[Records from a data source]
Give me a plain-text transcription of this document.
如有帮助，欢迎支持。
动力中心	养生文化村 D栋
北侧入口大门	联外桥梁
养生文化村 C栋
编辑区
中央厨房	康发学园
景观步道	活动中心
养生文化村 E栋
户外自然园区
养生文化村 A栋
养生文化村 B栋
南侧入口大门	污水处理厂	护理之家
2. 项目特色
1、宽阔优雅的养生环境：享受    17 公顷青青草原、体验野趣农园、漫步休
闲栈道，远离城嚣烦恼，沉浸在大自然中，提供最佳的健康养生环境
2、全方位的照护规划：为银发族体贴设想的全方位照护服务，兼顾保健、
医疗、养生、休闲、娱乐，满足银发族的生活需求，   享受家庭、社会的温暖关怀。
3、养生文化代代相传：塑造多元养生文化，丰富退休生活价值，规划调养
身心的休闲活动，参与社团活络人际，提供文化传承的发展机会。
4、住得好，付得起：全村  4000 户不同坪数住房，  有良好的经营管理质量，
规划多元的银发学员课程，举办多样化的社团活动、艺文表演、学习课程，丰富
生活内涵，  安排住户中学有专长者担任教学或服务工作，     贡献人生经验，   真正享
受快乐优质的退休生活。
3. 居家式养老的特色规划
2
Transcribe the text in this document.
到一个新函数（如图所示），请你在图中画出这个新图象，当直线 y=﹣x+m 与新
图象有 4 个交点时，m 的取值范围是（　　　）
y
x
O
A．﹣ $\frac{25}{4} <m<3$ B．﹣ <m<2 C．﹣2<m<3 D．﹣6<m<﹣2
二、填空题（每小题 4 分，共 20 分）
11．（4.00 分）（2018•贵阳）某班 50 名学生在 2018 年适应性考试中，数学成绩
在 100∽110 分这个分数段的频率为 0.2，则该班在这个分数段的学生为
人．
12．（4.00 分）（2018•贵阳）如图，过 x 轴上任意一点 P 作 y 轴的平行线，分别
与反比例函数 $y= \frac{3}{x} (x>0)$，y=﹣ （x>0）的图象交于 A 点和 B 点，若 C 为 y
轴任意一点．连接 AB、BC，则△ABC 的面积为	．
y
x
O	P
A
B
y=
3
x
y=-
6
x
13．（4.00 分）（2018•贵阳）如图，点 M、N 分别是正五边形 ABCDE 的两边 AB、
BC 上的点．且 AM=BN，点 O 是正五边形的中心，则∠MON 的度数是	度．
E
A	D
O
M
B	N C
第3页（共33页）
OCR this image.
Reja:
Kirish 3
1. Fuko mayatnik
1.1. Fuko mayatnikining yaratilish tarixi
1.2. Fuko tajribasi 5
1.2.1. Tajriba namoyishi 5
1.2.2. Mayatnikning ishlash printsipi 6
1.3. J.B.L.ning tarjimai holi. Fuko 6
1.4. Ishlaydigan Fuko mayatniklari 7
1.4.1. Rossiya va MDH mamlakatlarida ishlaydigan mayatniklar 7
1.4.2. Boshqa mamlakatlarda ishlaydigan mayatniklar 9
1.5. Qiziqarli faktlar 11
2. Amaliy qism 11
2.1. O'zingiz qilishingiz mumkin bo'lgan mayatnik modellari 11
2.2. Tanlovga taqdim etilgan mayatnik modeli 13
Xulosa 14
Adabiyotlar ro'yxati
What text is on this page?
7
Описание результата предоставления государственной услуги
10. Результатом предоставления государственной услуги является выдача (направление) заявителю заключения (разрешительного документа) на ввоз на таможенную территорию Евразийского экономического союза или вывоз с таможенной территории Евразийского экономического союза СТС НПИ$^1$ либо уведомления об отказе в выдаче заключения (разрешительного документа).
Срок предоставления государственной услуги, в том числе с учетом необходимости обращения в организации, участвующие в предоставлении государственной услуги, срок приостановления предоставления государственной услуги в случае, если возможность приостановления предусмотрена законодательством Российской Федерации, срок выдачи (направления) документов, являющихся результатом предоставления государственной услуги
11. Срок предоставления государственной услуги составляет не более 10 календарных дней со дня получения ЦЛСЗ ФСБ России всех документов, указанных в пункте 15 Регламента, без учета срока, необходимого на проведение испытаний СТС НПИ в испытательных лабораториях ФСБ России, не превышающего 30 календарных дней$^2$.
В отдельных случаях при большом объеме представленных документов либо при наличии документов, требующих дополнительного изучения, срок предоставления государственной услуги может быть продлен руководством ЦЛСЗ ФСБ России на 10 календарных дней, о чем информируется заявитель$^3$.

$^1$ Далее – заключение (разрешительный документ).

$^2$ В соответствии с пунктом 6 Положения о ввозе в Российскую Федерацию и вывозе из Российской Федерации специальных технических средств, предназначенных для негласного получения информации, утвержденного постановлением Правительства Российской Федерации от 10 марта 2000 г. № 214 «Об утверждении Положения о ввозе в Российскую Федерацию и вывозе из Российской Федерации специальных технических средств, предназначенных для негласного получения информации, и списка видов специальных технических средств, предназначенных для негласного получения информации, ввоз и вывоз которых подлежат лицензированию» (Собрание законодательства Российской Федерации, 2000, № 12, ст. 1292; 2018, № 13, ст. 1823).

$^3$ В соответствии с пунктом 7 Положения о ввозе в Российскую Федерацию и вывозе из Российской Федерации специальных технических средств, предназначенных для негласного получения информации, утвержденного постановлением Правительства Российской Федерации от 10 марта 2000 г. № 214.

WRITTEN PROBLEM> Give the number of lines containing the word "России". No other answer is needed.

SOLVED PROBLEM> 2